Could you give the data below again, exactly and completely?
:: Exercise materials
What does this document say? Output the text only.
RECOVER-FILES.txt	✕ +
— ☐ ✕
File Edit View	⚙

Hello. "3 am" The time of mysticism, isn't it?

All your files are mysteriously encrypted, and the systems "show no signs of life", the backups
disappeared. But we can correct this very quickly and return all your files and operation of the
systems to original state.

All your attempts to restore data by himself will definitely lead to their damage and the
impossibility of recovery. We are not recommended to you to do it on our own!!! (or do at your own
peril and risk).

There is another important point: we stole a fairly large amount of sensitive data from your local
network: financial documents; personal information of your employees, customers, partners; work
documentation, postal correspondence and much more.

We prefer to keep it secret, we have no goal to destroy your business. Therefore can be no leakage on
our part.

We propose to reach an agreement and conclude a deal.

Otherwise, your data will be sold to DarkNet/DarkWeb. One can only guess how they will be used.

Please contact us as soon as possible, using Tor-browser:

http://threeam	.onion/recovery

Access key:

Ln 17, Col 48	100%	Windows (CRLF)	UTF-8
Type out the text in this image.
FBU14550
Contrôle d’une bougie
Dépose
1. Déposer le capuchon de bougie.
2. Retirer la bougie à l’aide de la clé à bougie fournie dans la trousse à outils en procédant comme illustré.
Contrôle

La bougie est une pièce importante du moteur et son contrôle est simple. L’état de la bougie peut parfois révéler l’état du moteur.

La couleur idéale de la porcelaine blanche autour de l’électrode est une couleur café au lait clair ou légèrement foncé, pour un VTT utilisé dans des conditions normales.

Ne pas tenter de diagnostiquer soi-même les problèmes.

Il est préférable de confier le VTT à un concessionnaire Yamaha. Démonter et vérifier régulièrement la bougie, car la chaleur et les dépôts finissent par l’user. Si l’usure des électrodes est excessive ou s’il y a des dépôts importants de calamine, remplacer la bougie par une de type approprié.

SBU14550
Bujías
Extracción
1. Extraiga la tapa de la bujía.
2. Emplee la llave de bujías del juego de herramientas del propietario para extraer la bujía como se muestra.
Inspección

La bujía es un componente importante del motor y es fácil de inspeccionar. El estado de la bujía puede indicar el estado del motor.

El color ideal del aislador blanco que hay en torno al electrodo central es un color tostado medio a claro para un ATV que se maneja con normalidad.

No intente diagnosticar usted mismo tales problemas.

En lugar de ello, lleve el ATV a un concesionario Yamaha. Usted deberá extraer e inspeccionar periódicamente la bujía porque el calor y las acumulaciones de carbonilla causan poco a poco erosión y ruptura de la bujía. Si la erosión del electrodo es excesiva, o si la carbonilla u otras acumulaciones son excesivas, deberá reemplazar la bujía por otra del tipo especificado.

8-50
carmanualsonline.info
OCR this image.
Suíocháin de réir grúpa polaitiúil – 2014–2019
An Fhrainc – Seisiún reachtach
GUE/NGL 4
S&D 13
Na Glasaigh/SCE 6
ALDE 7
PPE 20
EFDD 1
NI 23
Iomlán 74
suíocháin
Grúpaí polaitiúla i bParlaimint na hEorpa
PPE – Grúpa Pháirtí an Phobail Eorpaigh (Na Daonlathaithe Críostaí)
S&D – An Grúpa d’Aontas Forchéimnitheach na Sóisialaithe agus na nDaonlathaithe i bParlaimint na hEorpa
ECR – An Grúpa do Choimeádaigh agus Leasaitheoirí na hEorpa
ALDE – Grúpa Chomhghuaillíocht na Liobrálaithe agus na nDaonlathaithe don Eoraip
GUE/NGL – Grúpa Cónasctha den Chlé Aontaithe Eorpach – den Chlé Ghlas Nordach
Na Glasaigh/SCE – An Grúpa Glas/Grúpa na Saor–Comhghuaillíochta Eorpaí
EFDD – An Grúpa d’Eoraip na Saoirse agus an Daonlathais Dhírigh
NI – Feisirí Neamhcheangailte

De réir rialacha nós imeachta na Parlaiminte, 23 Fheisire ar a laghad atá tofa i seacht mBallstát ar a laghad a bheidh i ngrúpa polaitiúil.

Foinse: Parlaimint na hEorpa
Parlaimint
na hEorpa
::::
## Exercise solution
What does this document say? Output the text only.
RECOVER-FILES.txt	✕ +
— ☐ ✕
File Edit View	⚙

Hello. "3 am" The time of mysticism, isn't it?

All your files are mysteriously encrypted, and the systems "show no signs of life", the backups
disappeared. But we can correct this very quickly and return all your files and operation of the
systems to original state.

All your attempts to restore data by himself will definitely lead to their damage and the
impossibility of recovery. We are not recommended to you to do it on our own!!! (or do at your own
peril and risk).

There is another important point: we stole a fairly large amount of sensitive data from your local
network: financial documents; personal information of your employees, customers, partners; work
documentation, postal correspondence and much more.

We prefer to keep it secret, we have no goal to destroy your business. Therefore can be no leakage on
our part.

We propose to reach an agreement and conclude a deal.

Otherwise, your data will be sold to DarkNet/DarkWeb. One can only guess how they will be used.

Please contact us as soon as possible, using Tor-browser:

http://threeam	.onion/recovery

Access key:

Ln 17, Col 48	100%	Windows (CRLF)	UTF-8
Type out the text in this image.
FBU14550
Contrôle d’une bougie
Dépose
1. Déposer le capuchon de bougie.
2. Retirer la bougie à l’aide de la clé à bougie fournie dans la trousse à outils en procédant comme illustré.
Contrôle

La bougie est une pièce importante du moteur et son contrôle est simple. L’état de la bougie peut parfois révéler l’état du moteur.

La couleur idéale de la porcelaine blanche autour de l’électrode est une couleur café au lait clair ou légèrement foncé, pour un VTT utilisé dans des conditions normales.

Ne pas tenter de diagnostiquer soi-même les problèmes.

Il est préférable de confier le VTT à un concessionnaire Yamaha. Démonter et vérifier régulièrement la bougie, car la chaleur et les dépôts finissent par l’user. Si l’usure des électrodes est excessive ou s’il y a des dépôts importants de calamine, remplacer la bougie par une de type approprié.

SBU14550
Bujías
Extracción
1. Extraiga la tapa de la bujía.
2. Emplee la llave de bujías del juego de herramientas del propietario para extraer la bujía como se muestra.
Inspección

La bujía es un componente importante del motor y es fácil de inspeccionar. El estado de la bujía puede indicar el estado del motor.

El color ideal del aislador blanco que hay en torno al electrodo central es un color tostado medio a claro para un ATV que se maneja con normalidad.

No intente diagnosticar usted mismo tales problemas.

En lugar de ello, lleve el ATV a un concesionario Yamaha. Usted deberá extraer e inspeccionar periódicamente la bujía porque el calor y las acumulaciones de carbonilla causan poco a poco erosión y ruptura de la bujía. Si la erosión del electrodo es excesiva, o si la carbonilla u otras acumulaciones son excesivas, deberá reemplazar la bujía por otra del tipo especificado.

8-50
carmanualsonline.info
OCR this image.
Suíocháin de réir grúpa polaitiúil – 2014–2019
An Fhrainc – Seisiún reachtach
GUE/NGL 4
S&D 13
Na Glasaigh/SCE 6
ALDE 7
PPE 20
EFDD 1
NI 23
Iomlán 74
suíocháin
Grúpaí polaitiúla i bParlaimint na hEorpa
PPE – Grúpa Pháirtí an Phobail Eorpaigh (Na Daonlathaithe Críostaí)
S&D – An Grúpa d’Aontas Forchéimnitheach na Sóisialaithe agus na nDaonlathaithe i bParlaimint na hEorpa
ECR – An Grúpa do Choimeádaigh agus Leasaitheoirí na hEorpa
ALDE – Grúpa Chomhghuaillíocht na Liobrálaithe agus na nDaonlathaithe don Eoraip
GUE/NGL – Grúpa Cónasctha den Chlé Aontaithe Eorpach – den Chlé Ghlas Nordach
Na Glasaigh/SCE – An Grúpa Glas/Grúpa na Saor–Comhghuaillíochta Eorpaí
EFDD – An Grúpa d’Eoraip na Saoirse agus an Daonlathais Dhírigh
NI – Feisirí Neamhcheangailte

De réir rialacha nós imeachta na Parlaiminte, 23 Fheisire ar a laghad atá tofa i seacht mBallstát ar a laghad a bheidh i ngrúpa polaitiúil.

Foinse: Parlaimint na hEorpa
Parlaimint
na hEorpa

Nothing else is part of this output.